● Goal of the exercise: Copy the data that follows, character for character, minus the pictures.

● Information given:
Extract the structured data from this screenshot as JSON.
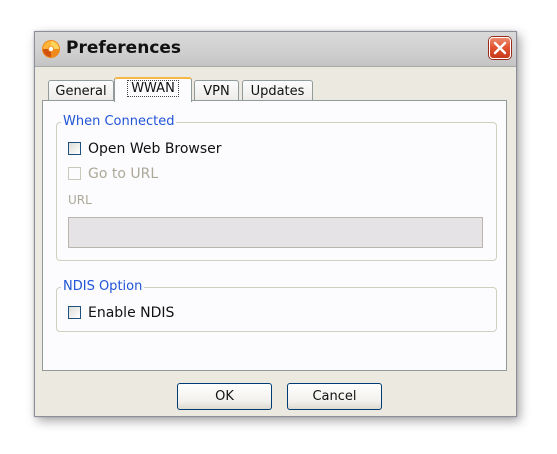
{
  "window": {
    "title": "Preferences",
    "app_icon": "app-logo-icon",
    "close_icon": "close-icon"
  },
  "tabs": [
    {
      "label": "General",
      "active": false
    },
    {
      "label": "WWAN",
      "active": true
    },
    {
      "label": "VPN",
      "active": false
    },
    {
      "label": "Updates",
      "active": false
    }
  ],
  "when_connected": {
    "legend": "When Connected",
    "open_web_browser": {
      "label": "Open Web Browser",
      "checked": false,
      "enabled": true
    },
    "go_to_url": {
      "label": "Go to URL",
      "checked": false,
      "enabled": false
    },
    "url_label": "URL",
    "url_value": ""
  },
  "ndis_option": {
    "legend": "NDIS Option",
    "enable_ndis": {
      "label": "Enable NDIS",
      "checked": false,
      "enabled": true
    }
  },
  "buttons": {
    "ok": "OK",
    "cancel": "Cancel"
  },
  "colors": {
    "legend_blue": "#2155d6",
    "close_red": "#e0512f",
    "active_tab_accent": "#f6b74a"
  }
}
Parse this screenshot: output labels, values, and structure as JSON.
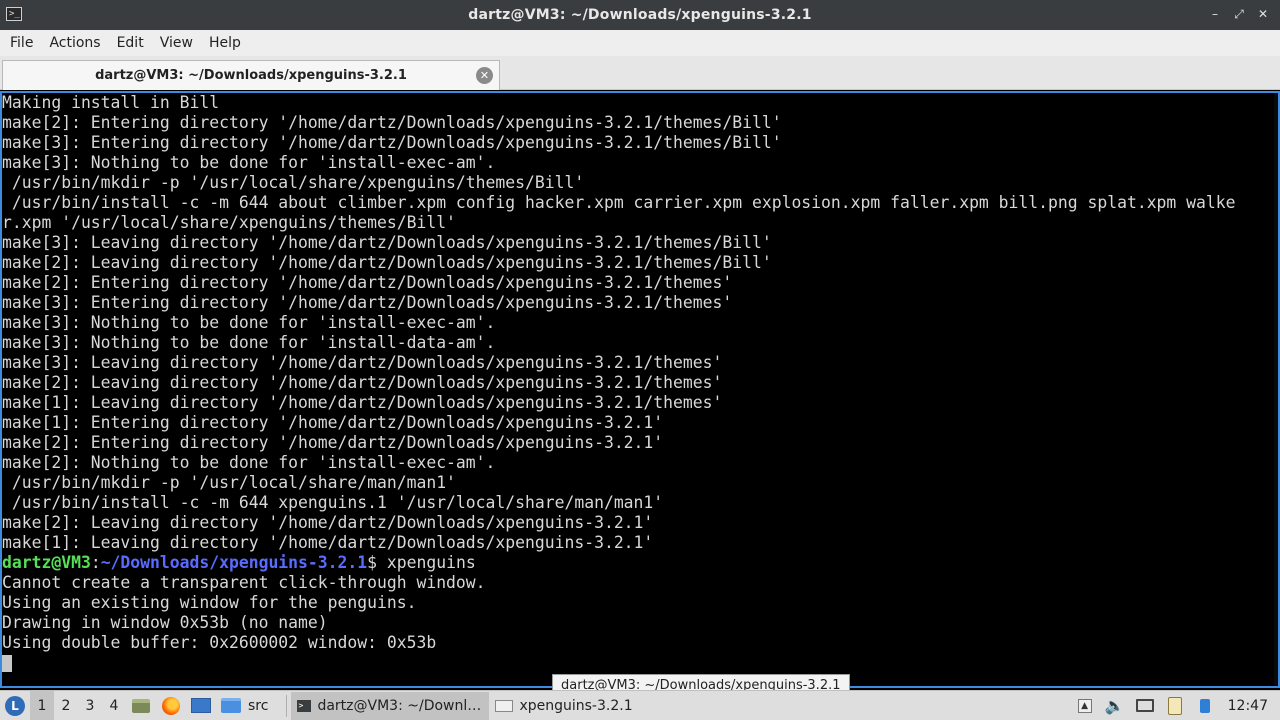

● Task answer:
Extract the structured data from this screenshot as JSON.
{
  "window": {
    "title": "Preferences",
    "app_icon": "app-logo-icon",
    "close_icon": "close-icon"
  },
  "tabs": [
    {
      "label": "General",
      "active": false
    },
    {
      "label": "WWAN",
      "active": true
    },
    {
      "label": "VPN",
      "active": false
    },
    {
      "label": "Updates",
      "active": false
    }
  ],
  "when_connected": {
    "legend": "When Connected",
    "open_web_browser": {
      "label": "Open Web Browser",
      "checked": false,
      "enabled": true
    },
    "go_to_url": {
      "label": "Go to URL",
      "checked": false,
      "enabled": false
    },
    "url_label": "URL",
    "url_value": ""
  },
  "ndis_option": {
    "legend": "NDIS Option",
    "enable_ndis": {
      "label": "Enable NDIS",
      "checked": false,
      "enabled": true
    }
  },
  "buttons": {
    "ok": "OK",
    "cancel": "Cancel"
  },
  "colors": {
    "legend_blue": "#2155d6",
    "close_red": "#e0512f",
    "active_tab_accent": "#f6b74a"
  }
}
Parse this screenshot: output labels, values, and structure as JSON.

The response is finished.